### [Aim]
From the items below, pull out every line that contains the string "optional", and treat the match as case-sensitive.

Layout element annotations
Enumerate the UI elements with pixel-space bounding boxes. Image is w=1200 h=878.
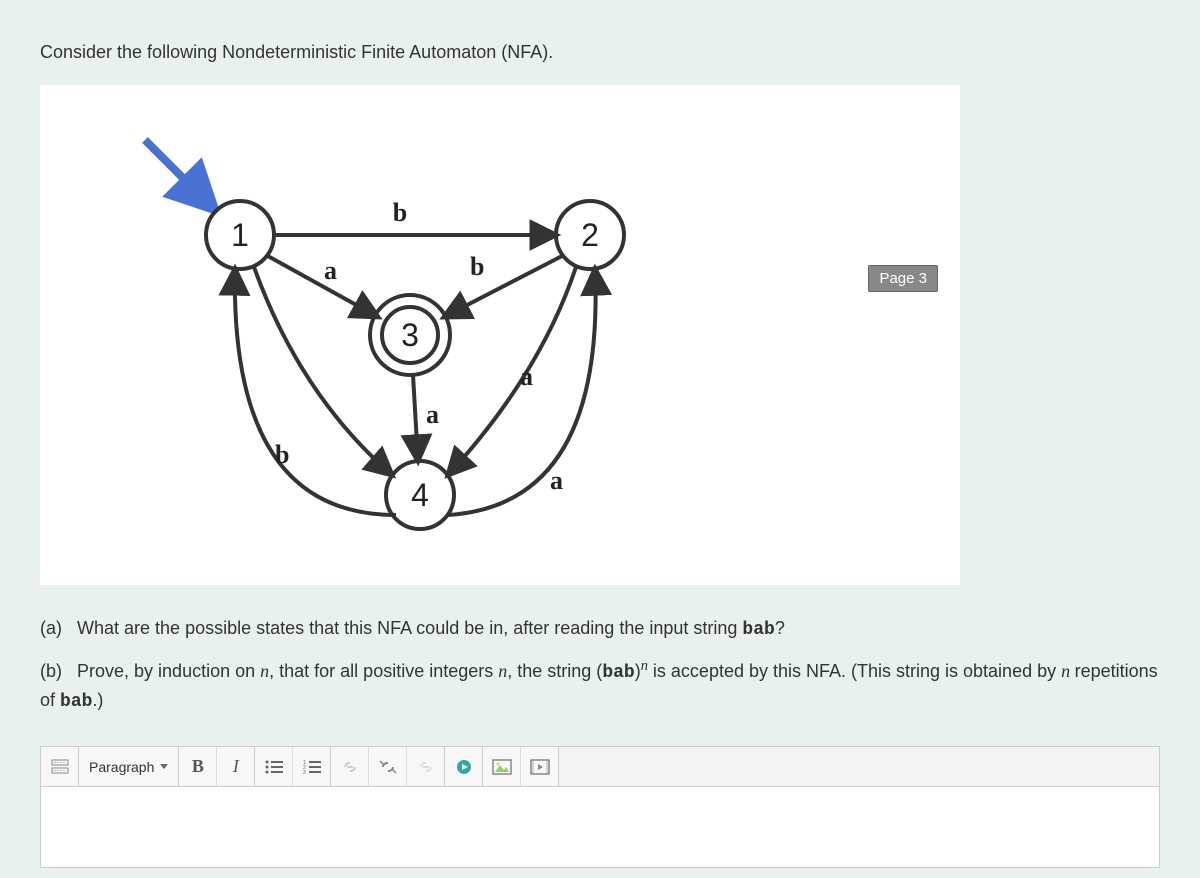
state-1-label: 1 xyxy=(231,217,249,253)
italic-glyph: I xyxy=(233,756,239,777)
edge-3-4-label: a xyxy=(426,400,439,429)
insert-image-button[interactable] xyxy=(483,747,521,786)
anchor-button[interactable] xyxy=(407,747,445,786)
media-icon xyxy=(456,759,472,775)
edge-2-4 xyxy=(448,267,576,475)
part-b-text5: is accepted by this NFA. (This string is… xyxy=(648,661,1061,681)
rich-text-editor: Paragraph B I 1 2 3 xyxy=(40,746,1160,868)
edge-4-2-label: a xyxy=(550,466,563,495)
part-a-text2: ? xyxy=(775,618,785,638)
part-a-code: bab xyxy=(742,620,774,640)
part-b-text7: .) xyxy=(92,690,103,710)
link-button[interactable] xyxy=(331,747,369,786)
bold-button[interactable]: B xyxy=(179,747,217,786)
chevron-down-icon xyxy=(160,764,168,769)
edge-2-3 xyxy=(444,255,564,317)
edge-1-2-label: b xyxy=(393,198,407,227)
edge-4-1-outer-label: b xyxy=(275,440,289,469)
part-b-n3: n xyxy=(1061,661,1075,681)
film-icon xyxy=(530,759,550,775)
edge-3-4 xyxy=(413,375,418,461)
grid-icon xyxy=(51,759,69,775)
part-b: (b) Prove, by induction on n, that for a… xyxy=(40,658,1160,716)
part-b-text4: ) xyxy=(635,661,641,681)
state-4-label: 4 xyxy=(411,477,429,513)
unlink-button[interactable] xyxy=(369,747,407,786)
editor-textarea[interactable] xyxy=(41,787,1159,867)
link-icon xyxy=(341,760,359,774)
edge-1-3-label: a xyxy=(324,256,337,285)
editor-toolbar: Paragraph B I 1 2 3 xyxy=(41,747,1159,787)
part-b-code2: bab xyxy=(60,692,92,712)
part-a-label: (a) xyxy=(40,618,62,638)
page-badge: Page 3 xyxy=(868,265,938,292)
part-b-sup: n xyxy=(641,658,648,674)
part-a-text1: What are the possible states that this N… xyxy=(77,618,742,638)
page-root: Consider the following Nondeterministic … xyxy=(0,0,1200,878)
edge-2-4-label: a xyxy=(520,362,533,391)
part-a: (a) What are the possible states that th… xyxy=(40,615,1160,644)
image-icon xyxy=(492,759,512,775)
svg-text:3: 3 xyxy=(303,770,306,774)
question-parts: (a) What are the possible states that th… xyxy=(40,615,1160,716)
toggle-toolbar-button[interactable] xyxy=(41,747,79,786)
edge-4-2 xyxy=(448,269,596,515)
link-icon-disabled xyxy=(417,760,435,774)
bold-glyph: B xyxy=(192,756,204,777)
part-b-text2: , that for all positive integers xyxy=(269,661,498,681)
state-3-label: 3 xyxy=(401,317,419,353)
part-b-text3: , the string ( xyxy=(507,661,602,681)
unlink-icon xyxy=(378,759,398,775)
part-b-code: bab xyxy=(602,663,634,683)
numbered-list-button[interactable]: 1 2 3 xyxy=(293,747,331,786)
state-2-label: 2 xyxy=(581,217,599,253)
part-b-n2: n xyxy=(498,661,507,681)
paragraph-format-label: Paragraph xyxy=(89,759,154,775)
question-card: Consider the following Nondeterministic … xyxy=(10,10,1190,716)
bullet-list-button[interactable] xyxy=(255,747,293,786)
numbered-list-icon: 1 2 3 xyxy=(303,760,321,774)
bullet-list-icon xyxy=(265,760,283,774)
question-prompt: Consider the following Nondeterministic … xyxy=(40,40,1160,65)
edge-2-3-label: b xyxy=(470,252,484,281)
nfa-diagram-container: Page 3 1 2 xyxy=(40,85,960,585)
part-b-text1: Prove, by induction on xyxy=(77,661,260,681)
media-embed-button[interactable] xyxy=(445,747,483,786)
part-b-n1: n xyxy=(260,661,269,681)
paragraph-format-select[interactable]: Paragraph xyxy=(79,747,179,786)
insert-video-button[interactable] xyxy=(521,747,559,786)
italic-button[interactable]: I xyxy=(217,747,255,786)
edge-1-3 xyxy=(266,255,378,317)
nfa-diagram: 1 2 3 4 b a b xyxy=(60,95,660,555)
start-arrow xyxy=(145,140,215,210)
part-b-label: (b) xyxy=(40,661,62,681)
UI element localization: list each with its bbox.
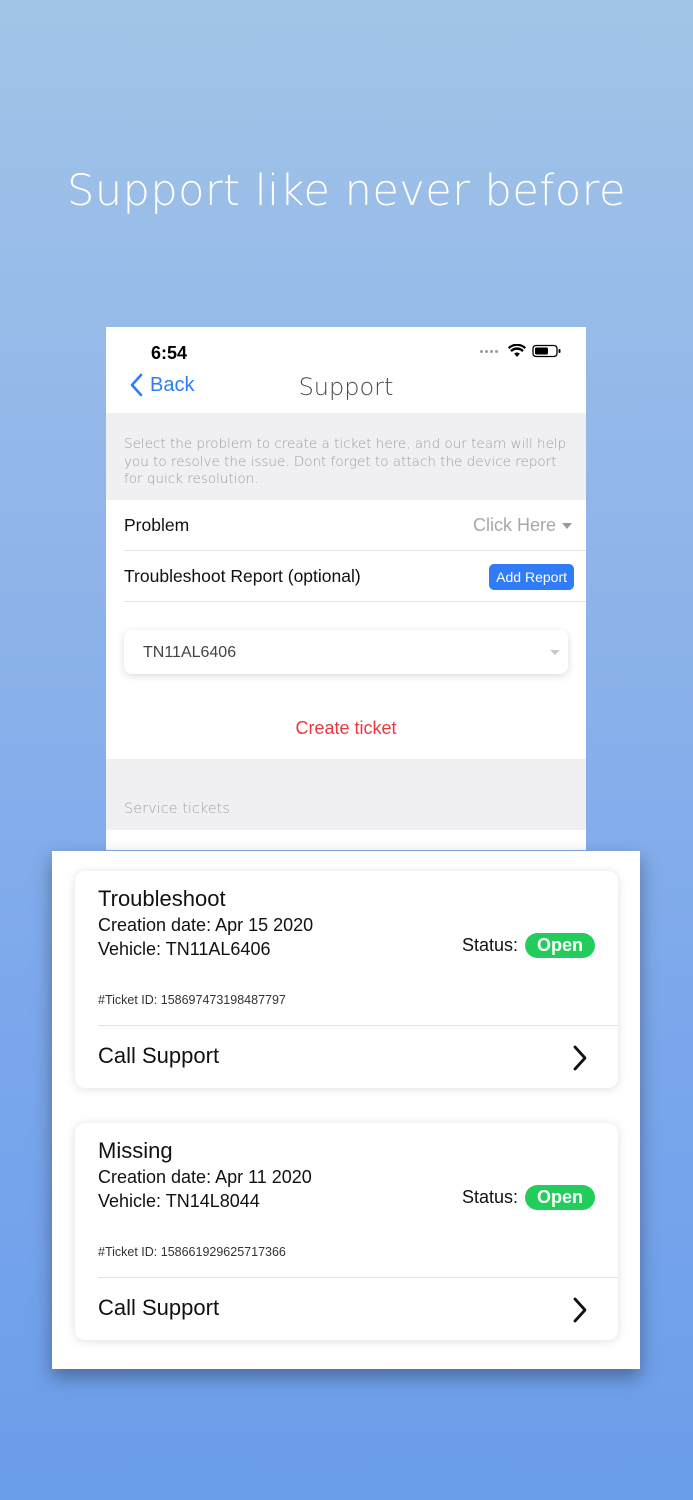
vehicle-select[interactable]: TN11AL6406 xyxy=(124,630,568,674)
ticket-creation-date: Creation date: Apr 11 2020 xyxy=(98,1167,312,1187)
ticket-creation-date: Creation date: Apr 15 2020 xyxy=(98,915,314,935)
report-row: Troubleshoot Report (optional) Add Repor… xyxy=(124,551,586,602)
ticket-type: Missing xyxy=(98,1138,173,1163)
status-badge: Open xyxy=(524,1185,595,1210)
ticket-card: Missing Creation date: Apr 11 2020 Vehic… xyxy=(75,1123,618,1340)
caret-down-icon xyxy=(550,650,560,655)
signal-dots-icon xyxy=(480,349,498,353)
vehicle-select-value: TN11AL6406 xyxy=(143,644,237,661)
service-tickets-section: Service tickets xyxy=(106,759,586,830)
ticket-vehicle: Vehicle: TN11AL6406 xyxy=(98,939,271,959)
chevron-right-icon[interactable] xyxy=(572,1297,588,1323)
ticket-id: #Ticket ID: 158697473198487797 xyxy=(98,993,286,1007)
page-title: Support xyxy=(298,373,394,401)
battery-icon xyxy=(532,344,561,358)
info-text: Select the problem to create a ticket he… xyxy=(106,413,586,500)
ticket-vehicle: Vehicle: TN14L8044 xyxy=(98,1191,260,1211)
ticket-status: Status: Open xyxy=(462,1185,595,1210)
ticket-id: #Ticket ID: 158661929625717366 xyxy=(98,1245,286,1259)
problem-dropdown[interactable]: Click Here xyxy=(473,515,572,536)
call-support-button[interactable]: Call Support xyxy=(98,1043,219,1069)
section-header: Service tickets xyxy=(124,801,230,817)
add-report-button[interactable]: Add Report xyxy=(489,564,574,590)
problem-row[interactable]: Problem Click Here xyxy=(124,500,586,551)
marketing-headline: Support like never before xyxy=(67,166,626,216)
ticket-card: Troubleshoot Creation date: Apr 15 2020 … xyxy=(75,871,618,1088)
call-support-button[interactable]: Call Support xyxy=(98,1295,219,1321)
status-label: Status: xyxy=(461,1187,518,1207)
tickets-panel: Troubleshoot Creation date: Apr 15 2020 … xyxy=(52,851,640,1369)
problem-placeholder: Click Here xyxy=(472,515,556,535)
status-badge: Open xyxy=(524,933,595,958)
caret-down-icon xyxy=(562,522,572,529)
ticket-type: Troubleshoot xyxy=(98,886,226,911)
status-label: Status: xyxy=(461,935,518,955)
divider xyxy=(98,1277,618,1278)
status-icons xyxy=(480,344,562,358)
chevron-right-icon[interactable] xyxy=(572,1045,588,1071)
status-time: 6:54 xyxy=(151,343,188,363)
create-ticket-button[interactable]: Create ticket xyxy=(106,718,586,739)
divider xyxy=(98,1025,618,1026)
wifi-icon xyxy=(508,344,526,357)
ticket-status: Status: Open xyxy=(462,933,595,958)
phone-screen: 6:54 Back Support Select the problem to … xyxy=(106,327,586,850)
problem-label: Problem xyxy=(124,515,190,535)
report-label: Troubleshoot Report (optional) xyxy=(124,566,361,586)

### [Answer to this problem]
report-row: Troubleshoot Report (optional) Add Repor… xyxy=(124,551,586,602)
report-label: Troubleshoot Report (optional) xyxy=(124,566,361,586)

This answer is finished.